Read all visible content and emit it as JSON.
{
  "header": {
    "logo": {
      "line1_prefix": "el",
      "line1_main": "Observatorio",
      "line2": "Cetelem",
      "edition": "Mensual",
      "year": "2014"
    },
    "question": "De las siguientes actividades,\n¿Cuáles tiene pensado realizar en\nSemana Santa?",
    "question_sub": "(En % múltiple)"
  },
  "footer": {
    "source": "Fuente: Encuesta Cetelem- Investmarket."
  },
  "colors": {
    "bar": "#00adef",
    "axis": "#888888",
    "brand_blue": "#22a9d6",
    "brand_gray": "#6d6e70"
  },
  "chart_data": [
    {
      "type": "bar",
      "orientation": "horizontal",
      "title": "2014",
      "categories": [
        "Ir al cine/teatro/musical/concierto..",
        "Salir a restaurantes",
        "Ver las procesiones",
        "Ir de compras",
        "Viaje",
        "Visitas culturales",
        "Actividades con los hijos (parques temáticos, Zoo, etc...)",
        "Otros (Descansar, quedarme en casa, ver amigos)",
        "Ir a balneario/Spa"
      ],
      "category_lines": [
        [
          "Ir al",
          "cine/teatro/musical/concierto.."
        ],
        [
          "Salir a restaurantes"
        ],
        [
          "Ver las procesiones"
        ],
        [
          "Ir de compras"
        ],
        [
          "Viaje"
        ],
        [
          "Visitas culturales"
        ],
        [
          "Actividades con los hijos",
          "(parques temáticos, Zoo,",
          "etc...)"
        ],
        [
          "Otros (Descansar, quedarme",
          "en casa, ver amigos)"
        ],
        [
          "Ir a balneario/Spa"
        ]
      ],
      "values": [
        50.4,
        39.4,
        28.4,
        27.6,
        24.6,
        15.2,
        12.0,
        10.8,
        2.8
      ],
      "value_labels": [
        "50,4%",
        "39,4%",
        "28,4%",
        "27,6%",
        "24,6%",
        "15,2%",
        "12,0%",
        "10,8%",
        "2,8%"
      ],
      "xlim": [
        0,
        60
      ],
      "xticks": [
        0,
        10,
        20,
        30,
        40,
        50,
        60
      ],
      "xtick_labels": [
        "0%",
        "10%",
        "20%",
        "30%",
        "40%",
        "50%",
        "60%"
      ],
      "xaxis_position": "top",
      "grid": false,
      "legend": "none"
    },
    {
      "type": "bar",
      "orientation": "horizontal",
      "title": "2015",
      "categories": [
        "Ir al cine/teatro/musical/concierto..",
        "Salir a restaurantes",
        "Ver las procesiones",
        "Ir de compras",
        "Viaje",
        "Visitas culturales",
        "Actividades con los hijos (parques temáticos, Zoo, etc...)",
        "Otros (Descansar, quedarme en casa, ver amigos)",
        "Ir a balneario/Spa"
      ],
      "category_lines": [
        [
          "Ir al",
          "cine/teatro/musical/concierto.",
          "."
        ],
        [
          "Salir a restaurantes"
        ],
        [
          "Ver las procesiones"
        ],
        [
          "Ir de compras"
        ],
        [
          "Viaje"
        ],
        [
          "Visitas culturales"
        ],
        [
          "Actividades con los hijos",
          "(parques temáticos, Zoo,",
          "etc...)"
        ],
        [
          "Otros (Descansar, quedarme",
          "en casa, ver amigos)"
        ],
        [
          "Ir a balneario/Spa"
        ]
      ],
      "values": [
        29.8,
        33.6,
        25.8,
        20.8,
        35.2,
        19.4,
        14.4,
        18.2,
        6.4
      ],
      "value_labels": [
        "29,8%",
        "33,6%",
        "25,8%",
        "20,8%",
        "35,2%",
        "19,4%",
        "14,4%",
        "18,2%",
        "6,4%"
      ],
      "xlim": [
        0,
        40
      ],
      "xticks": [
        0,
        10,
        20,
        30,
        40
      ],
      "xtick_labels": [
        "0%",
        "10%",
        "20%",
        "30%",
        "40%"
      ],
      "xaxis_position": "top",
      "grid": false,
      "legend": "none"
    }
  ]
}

-------------------------

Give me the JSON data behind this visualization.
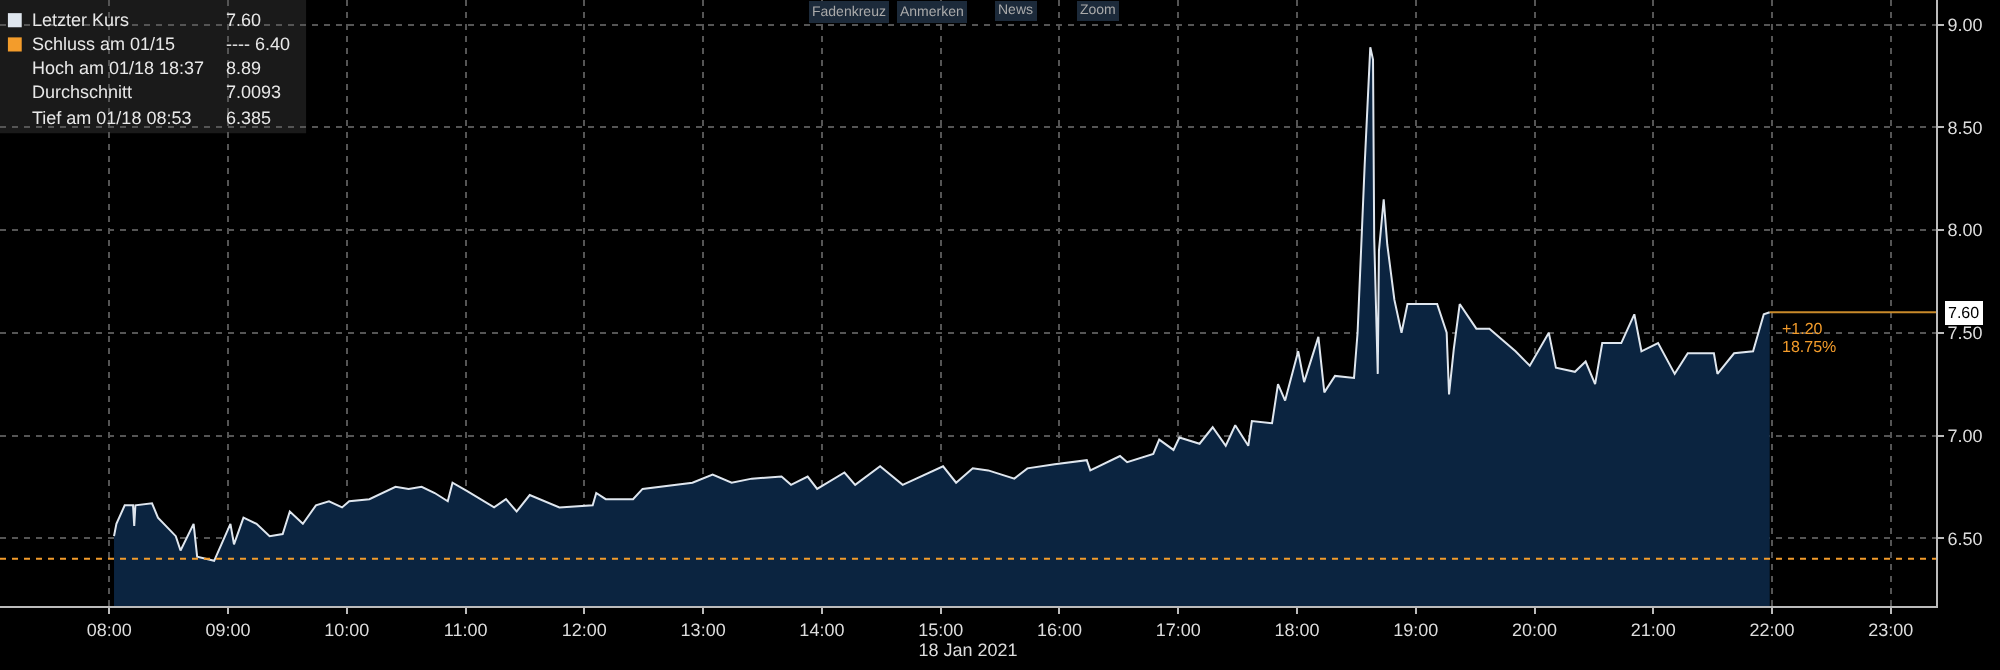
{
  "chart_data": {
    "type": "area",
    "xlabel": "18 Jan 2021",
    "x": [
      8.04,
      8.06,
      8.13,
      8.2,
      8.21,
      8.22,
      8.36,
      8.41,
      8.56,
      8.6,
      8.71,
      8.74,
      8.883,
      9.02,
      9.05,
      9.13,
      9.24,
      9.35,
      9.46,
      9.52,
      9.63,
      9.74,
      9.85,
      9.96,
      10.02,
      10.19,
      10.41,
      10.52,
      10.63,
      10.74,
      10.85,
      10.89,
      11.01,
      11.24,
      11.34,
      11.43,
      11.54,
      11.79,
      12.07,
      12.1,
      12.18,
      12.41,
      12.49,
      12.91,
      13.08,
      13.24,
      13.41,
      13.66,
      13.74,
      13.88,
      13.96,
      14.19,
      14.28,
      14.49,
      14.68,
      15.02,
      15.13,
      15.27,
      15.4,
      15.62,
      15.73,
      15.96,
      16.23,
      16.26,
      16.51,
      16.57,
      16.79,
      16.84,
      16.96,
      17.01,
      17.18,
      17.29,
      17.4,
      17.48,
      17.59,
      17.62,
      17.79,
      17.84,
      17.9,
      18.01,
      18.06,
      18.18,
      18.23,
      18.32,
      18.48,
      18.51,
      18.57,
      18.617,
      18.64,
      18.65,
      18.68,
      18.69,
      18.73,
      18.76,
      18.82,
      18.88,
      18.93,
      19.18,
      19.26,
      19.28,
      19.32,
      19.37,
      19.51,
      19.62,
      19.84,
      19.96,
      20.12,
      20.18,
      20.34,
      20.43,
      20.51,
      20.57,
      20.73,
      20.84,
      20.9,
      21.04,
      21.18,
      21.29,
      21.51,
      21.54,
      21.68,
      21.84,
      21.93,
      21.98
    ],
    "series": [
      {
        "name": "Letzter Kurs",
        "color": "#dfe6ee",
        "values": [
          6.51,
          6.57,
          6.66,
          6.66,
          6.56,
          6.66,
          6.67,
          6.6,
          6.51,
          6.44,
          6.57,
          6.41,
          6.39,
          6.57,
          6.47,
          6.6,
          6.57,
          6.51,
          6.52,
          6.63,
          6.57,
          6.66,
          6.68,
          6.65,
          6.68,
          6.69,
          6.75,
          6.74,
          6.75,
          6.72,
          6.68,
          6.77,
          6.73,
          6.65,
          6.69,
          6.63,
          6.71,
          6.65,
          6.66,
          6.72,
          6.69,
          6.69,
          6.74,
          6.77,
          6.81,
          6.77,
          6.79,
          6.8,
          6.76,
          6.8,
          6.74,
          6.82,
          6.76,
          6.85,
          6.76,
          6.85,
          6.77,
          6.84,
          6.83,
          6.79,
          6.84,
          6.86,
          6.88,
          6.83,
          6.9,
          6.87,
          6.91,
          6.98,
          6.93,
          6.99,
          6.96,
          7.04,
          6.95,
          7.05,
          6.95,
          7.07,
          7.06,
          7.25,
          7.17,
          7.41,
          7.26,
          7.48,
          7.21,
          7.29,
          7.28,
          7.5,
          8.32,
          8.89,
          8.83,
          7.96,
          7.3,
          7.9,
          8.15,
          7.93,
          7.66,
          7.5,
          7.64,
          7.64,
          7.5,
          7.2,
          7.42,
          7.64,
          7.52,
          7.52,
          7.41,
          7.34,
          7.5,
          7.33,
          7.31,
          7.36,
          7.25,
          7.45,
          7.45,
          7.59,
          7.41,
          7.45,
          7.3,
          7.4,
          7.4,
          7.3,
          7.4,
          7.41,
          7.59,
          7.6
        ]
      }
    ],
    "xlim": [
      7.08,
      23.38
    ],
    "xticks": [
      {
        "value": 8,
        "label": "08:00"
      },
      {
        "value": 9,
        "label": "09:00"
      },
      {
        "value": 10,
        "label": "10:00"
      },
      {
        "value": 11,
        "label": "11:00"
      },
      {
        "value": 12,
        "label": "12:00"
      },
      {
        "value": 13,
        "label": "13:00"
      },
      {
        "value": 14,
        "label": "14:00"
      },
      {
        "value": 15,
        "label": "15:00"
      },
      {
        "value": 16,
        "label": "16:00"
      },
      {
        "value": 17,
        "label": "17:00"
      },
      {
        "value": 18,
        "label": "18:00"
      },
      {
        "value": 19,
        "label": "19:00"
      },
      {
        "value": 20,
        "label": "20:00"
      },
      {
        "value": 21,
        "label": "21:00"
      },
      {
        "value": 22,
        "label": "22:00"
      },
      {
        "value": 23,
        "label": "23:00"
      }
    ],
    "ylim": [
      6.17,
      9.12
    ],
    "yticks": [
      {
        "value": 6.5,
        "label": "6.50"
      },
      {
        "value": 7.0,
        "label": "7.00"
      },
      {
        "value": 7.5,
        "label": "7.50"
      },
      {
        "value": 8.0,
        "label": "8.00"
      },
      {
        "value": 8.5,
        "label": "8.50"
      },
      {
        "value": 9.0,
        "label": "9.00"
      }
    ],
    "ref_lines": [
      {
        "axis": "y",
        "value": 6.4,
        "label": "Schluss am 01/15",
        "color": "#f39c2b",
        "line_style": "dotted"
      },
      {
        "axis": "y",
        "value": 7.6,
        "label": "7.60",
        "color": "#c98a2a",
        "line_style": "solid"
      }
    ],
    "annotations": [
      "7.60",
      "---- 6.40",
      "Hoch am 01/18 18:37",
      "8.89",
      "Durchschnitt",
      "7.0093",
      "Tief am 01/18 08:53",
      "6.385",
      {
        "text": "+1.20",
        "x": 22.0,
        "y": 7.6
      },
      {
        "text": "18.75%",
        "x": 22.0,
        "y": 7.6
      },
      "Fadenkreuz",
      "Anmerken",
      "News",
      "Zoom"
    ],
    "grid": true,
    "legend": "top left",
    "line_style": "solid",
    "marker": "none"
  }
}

-------------------------

Go through the entries above and count the lines containing the word "teatro"; give only that count.

4